TASK TO COMPLETE — Retype all of the material below character for character, leaving out the pictures.

DATASET —
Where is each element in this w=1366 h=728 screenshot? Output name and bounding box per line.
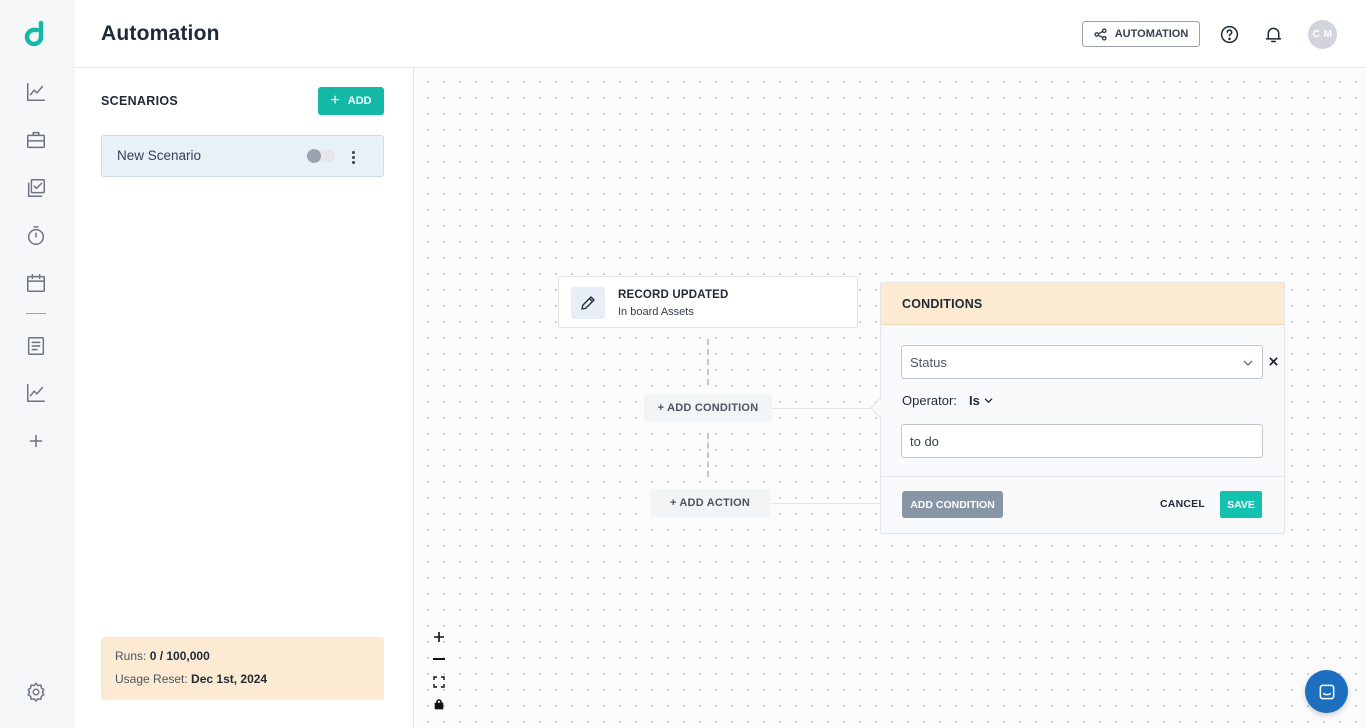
connector-line [707,433,709,477]
scenario-name: New Scenario [117,148,202,163]
notification-bell-icon[interactable] [1261,22,1285,46]
chart-icon[interactable] [24,381,48,405]
runs-value: 0 / 100,000 [149,649,210,663]
conditions-title: CONDITIONS [902,297,983,311]
plus-icon: + [330,92,340,109]
more-options-icon[interactable] [348,148,358,166]
add-scenario-button[interactable]: + ADD [318,87,384,115]
automation-button[interactable]: AUTOMATION [1082,21,1200,47]
chat-support-icon[interactable] [1305,670,1348,713]
cancel-button[interactable]: CANCEL [1160,498,1205,510]
zoom-out-icon[interactable] [428,649,450,669]
plus-icon[interactable] [24,429,48,453]
analytics-icon[interactable] [24,80,48,104]
flow-canvas[interactable]: RECORD UPDATED In board Assets + ADD CON… [414,68,1366,728]
chevron-down-icon [984,398,993,404]
connector-line [770,503,880,504]
rail-divider [26,313,46,314]
add-condition-node-button[interactable]: + ADD CONDITION [644,394,772,422]
add-action-button[interactable]: + ADD ACTION [650,489,770,517]
condition-value-input[interactable] [901,424,1263,458]
remove-condition-icon[interactable] [1267,355,1279,367]
trigger-node[interactable]: RECORD UPDATED In board Assets [558,276,858,328]
user-avatar[interactable]: C M [1308,20,1337,49]
runs-label: Runs: [115,649,147,663]
scenario-item[interactable]: New Scenario [101,135,384,177]
scenarios-panel: SCENARIOS + ADD New Scenario Runs: 0 / 1… [74,68,414,728]
scenario-enable-toggle[interactable] [307,149,335,163]
document-icon[interactable] [24,334,48,358]
fit-view-icon[interactable] [428,672,450,692]
calendar-icon[interactable] [24,271,48,295]
condition-field-value: Status [910,355,947,370]
conditions-card: CONDITIONS Status Operator: Is ADD CONDI… [870,282,1285,534]
trigger-subtitle: In board Assets [618,306,694,318]
timer-icon[interactable] [24,224,48,248]
checklist-icon[interactable] [24,176,48,200]
usage-reset-row: Usage Reset: Dec 1st, 2024 [115,672,370,686]
conditions-header: CONDITIONS [881,283,1284,325]
settings-icon[interactable] [24,680,48,704]
toggle-knob [307,149,321,163]
add-condition-button[interactable]: ADD CONDITION [902,491,1003,518]
trigger-title: RECORD UPDATED [618,289,729,301]
left-rail [0,0,74,728]
usage-summary: Runs: 0 / 100,000 Usage Reset: Dec 1st, … [101,637,384,700]
card-pointer [870,398,890,418]
scenarios-title: SCENARIOS [101,94,179,108]
runs-row: Runs: 0 / 100,000 [115,649,370,663]
connector-line [707,339,709,385]
automation-button-label: AUTOMATION [1114,28,1189,40]
operator-value: Is [969,393,980,408]
page-title: Automation [101,22,220,45]
operator-dropdown[interactable]: Is [969,393,993,408]
usage-reset-label: Usage Reset: [115,672,188,686]
top-header: Automation AUTOMATION C M [74,0,1366,68]
briefcase-icon[interactable] [24,128,48,152]
add-scenario-label: ADD [347,95,372,107]
chevron-down-icon [1243,360,1253,366]
operator-label: Operator: [902,393,957,408]
share-nodes-icon [1094,27,1107,41]
condition-field-select[interactable]: Status [901,345,1263,379]
help-icon[interactable] [1217,22,1241,46]
app-logo-icon[interactable] [22,20,50,48]
save-button[interactable]: SAVE [1220,491,1262,518]
pencil-icon [571,287,605,319]
connector-line [772,408,880,409]
conditions-divider [881,476,1284,477]
lock-icon[interactable] [428,694,450,714]
zoom-in-icon[interactable] [428,627,450,647]
usage-reset-value: Dec 1st, 2024 [191,672,268,686]
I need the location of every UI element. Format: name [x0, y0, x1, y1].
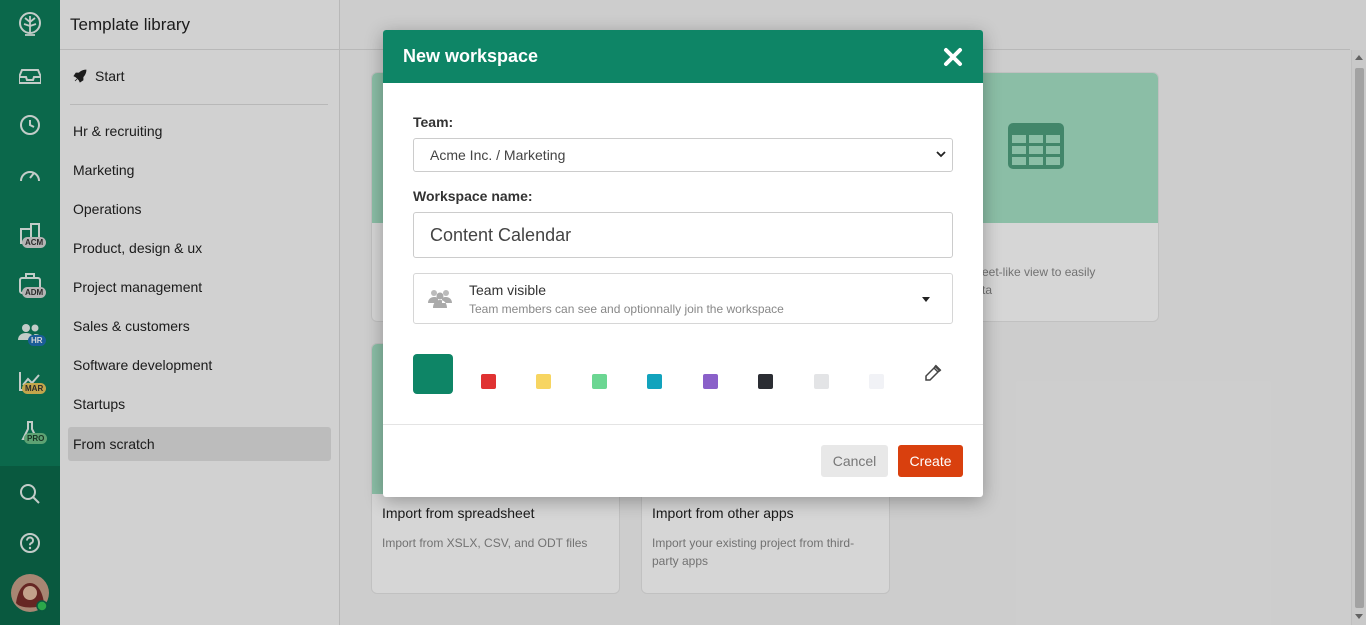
divider	[383, 424, 983, 425]
workspace-name-input[interactable]	[413, 212, 953, 258]
team-label: Team:	[413, 114, 454, 130]
new-workspace-dialog: New workspace Team: Acme Inc. / Marketin…	[383, 30, 983, 497]
dialog-header: New workspace	[383, 30, 983, 83]
visibility-title: Team visible	[469, 282, 547, 298]
color-swatch-light-green[interactable]	[592, 374, 607, 389]
color-swatch-purple[interactable]	[703, 374, 718, 389]
caret-down-icon	[922, 297, 930, 302]
create-button[interactable]: Create	[898, 445, 963, 477]
color-swatch-off-white[interactable]	[869, 374, 884, 389]
workspace-name-label: Workspace name:	[413, 188, 533, 204]
team-select-value: Acme Inc. / Marketing	[430, 147, 566, 163]
cancel-button[interactable]: Cancel	[821, 445, 888, 477]
close-icon[interactable]	[943, 47, 963, 67]
team-icon	[428, 290, 452, 308]
color-swatch-teal[interactable]	[647, 374, 662, 389]
eyedropper-icon[interactable]	[924, 364, 942, 382]
dialog-title: New workspace	[403, 46, 539, 66]
team-select[interactable]: Acme Inc. / Marketing	[413, 138, 953, 172]
color-swatch-green-selected[interactable]	[413, 354, 453, 394]
visibility-dropdown[interactable]: Team visible Team members can see and op…	[413, 273, 953, 324]
color-swatch-yellow[interactable]	[536, 374, 551, 389]
color-swatch-red[interactable]	[481, 374, 496, 389]
color-swatch-black[interactable]	[758, 374, 773, 389]
visibility-description: Team members can see and optionnally joi…	[469, 302, 784, 316]
chevron-down-icon	[936, 151, 946, 158]
color-swatch-light-gray[interactable]	[814, 374, 829, 389]
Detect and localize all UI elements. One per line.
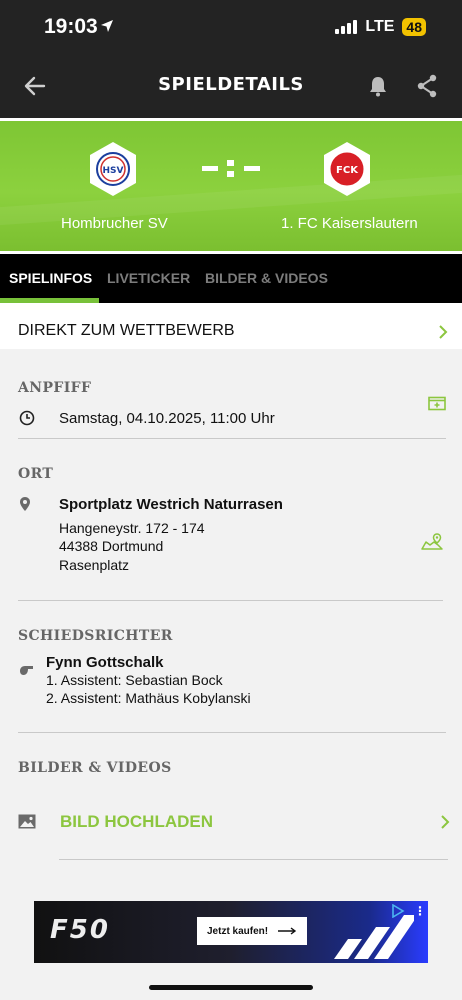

EXERCISE OUTPUT —
Where is each element in this w=1366 h=728 screenshot? Output name and bounding box per line.
connector-line [707,433,709,477]
scenario-name: New Scenario [117,148,202,163]
notification-bell-icon[interactable] [1261,22,1285,46]
chart-icon[interactable] [24,381,48,405]
runs-value: 0 / 100,000 [149,649,210,663]
conditions-title: CONDITIONS [902,297,983,311]
plus-icon: + [330,92,340,109]
more-options-icon[interactable] [348,148,358,166]
add-scenario-button[interactable]: + ADD [318,87,384,115]
automation-button[interactable]: AUTOMATION [1082,21,1200,47]
chat-support-icon[interactable] [1305,670,1348,713]
cancel-button[interactable]: CANCEL [1160,498,1205,510]
zoom-out-icon[interactable] [428,649,450,669]
plus-icon[interactable] [24,429,48,453]
analytics-icon[interactable] [24,80,48,104]
flow-canvas[interactable]: RECORD UPDATED In board Assets + ADD CON… [414,68,1366,728]
chevron-down-icon [984,398,993,404]
connector-line [770,503,880,504]
rail-divider [26,313,46,314]
add-condition-node-button[interactable]: + ADD CONDITION [644,394,772,422]
add-action-button[interactable]: + ADD ACTION [650,489,770,517]
condition-value-input[interactable] [901,424,1263,458]
remove-condition-icon[interactable] [1267,355,1279,367]
trigger-node[interactable]: RECORD UPDATED In board Assets [558,276,858,328]
user-avatar[interactable]: C M [1308,20,1337,49]
runs-label: Runs: [115,649,147,663]
scenario-item[interactable]: New Scenario [101,135,384,177]
scenarios-panel: SCENARIOS + ADD New Scenario Runs: 0 / 1… [74,68,414,728]
scenario-enable-toggle[interactable] [307,149,335,163]
document-icon[interactable] [24,334,48,358]
fit-view-icon[interactable] [428,672,450,692]
calendar-icon[interactable] [24,271,48,295]
condition-field-value: Status [910,355,947,370]
conditions-card: CONDITIONS Status Operator: Is ADD CONDI… [870,282,1285,534]
trigger-subtitle: In board Assets [618,306,694,318]
timer-icon[interactable] [24,224,48,248]
checklist-icon[interactable] [24,176,48,200]
usage-reset-row: Usage Reset: Dec 1st, 2024 [115,672,370,686]
conditions-header: CONDITIONS [881,283,1284,325]
settings-icon[interactable] [24,680,48,704]
toggle-knob [307,149,321,163]
add-condition-button[interactable]: ADD CONDITION [902,491,1003,518]
trigger-title: RECORD UPDATED [618,289,729,301]
left-rail [0,0,74,728]
usage-summary: Runs: 0 / 100,000 Usage Reset: Dec 1st, … [101,637,384,700]
card-pointer [870,398,890,418]
scenarios-title: SCENARIOS [101,94,179,108]
runs-row: Runs: 0 / 100,000 [115,649,370,663]
connector-line [707,339,709,385]
automation-button-label: AUTOMATION [1114,28,1189,40]
operator-value: Is [969,393,980,408]
page-title: Automation [101,22,220,45]
operator-dropdown[interactable]: Is [969,393,993,408]
usage-reset-label: Usage Reset: [115,672,188,686]
top-header: Automation AUTOMATION C M [74,0,1366,68]
briefcase-icon[interactable] [24,128,48,152]
add-scenario-label: ADD [347,95,372,107]
chevron-down-icon [1243,360,1253,366]
operator-label: Operator: [902,393,957,408]
share-nodes-icon [1094,27,1107,41]
condition-field-select[interactable]: Status [901,345,1263,379]
help-icon[interactable] [1217,22,1241,46]
app-logo-icon[interactable] [22,20,50,48]
save-button[interactable]: SAVE [1220,491,1262,518]
pencil-icon [571,287,605,319]
connector-line [772,408,880,409]
conditions-divider [881,476,1284,477]
lock-icon[interactable] [428,694,450,714]
zoom-in-icon[interactable] [428,627,450,647]
usage-reset-value: Dec 1st, 2024 [191,672,268,686]
I need the location of every UI element. Format: name [x0, y0, x1, y1].
divider	[383, 424, 983, 425]
workspace-name-input[interactable]	[413, 212, 953, 258]
team-label: Team:	[413, 114, 454, 130]
new-workspace-dialog: New workspace Team: Acme Inc. / Marketin…	[383, 30, 983, 497]
dialog-header: New workspace	[383, 30, 983, 83]
visibility-title: Team visible	[469, 282, 547, 298]
color-swatch-light-green[interactable]	[592, 374, 607, 389]
color-swatch-purple[interactable]	[703, 374, 718, 389]
caret-down-icon	[922, 297, 930, 302]
create-button[interactable]: Create	[898, 445, 963, 477]
color-swatch-off-white[interactable]	[869, 374, 884, 389]
workspace-name-label: Workspace name:	[413, 188, 533, 204]
team-select-value: Acme Inc. / Marketing	[430, 147, 566, 163]
cancel-button[interactable]: Cancel	[821, 445, 888, 477]
close-icon[interactable]	[943, 47, 963, 67]
team-icon	[428, 290, 452, 308]
color-swatch-teal[interactable]	[647, 374, 662, 389]
eyedropper-icon[interactable]	[924, 364, 942, 382]
dialog-title: New workspace	[403, 46, 539, 66]
team-select[interactable]: Acme Inc. / Marketing	[413, 138, 953, 172]
color-swatch-green-selected[interactable]	[413, 354, 453, 394]
visibility-dropdown[interactable]: Team visible Team members can see and op…	[413, 273, 953, 324]
color-swatch-yellow[interactable]	[536, 374, 551, 389]
color-swatch-red[interactable]	[481, 374, 496, 389]
color-swatch-black[interactable]	[758, 374, 773, 389]
visibility-description: Team members can see and optionnally joi…	[469, 302, 784, 316]
chevron-down-icon	[936, 151, 946, 158]
color-swatch-light-gray[interactable]	[814, 374, 829, 389]
Detect and localize all UI elements. One per line.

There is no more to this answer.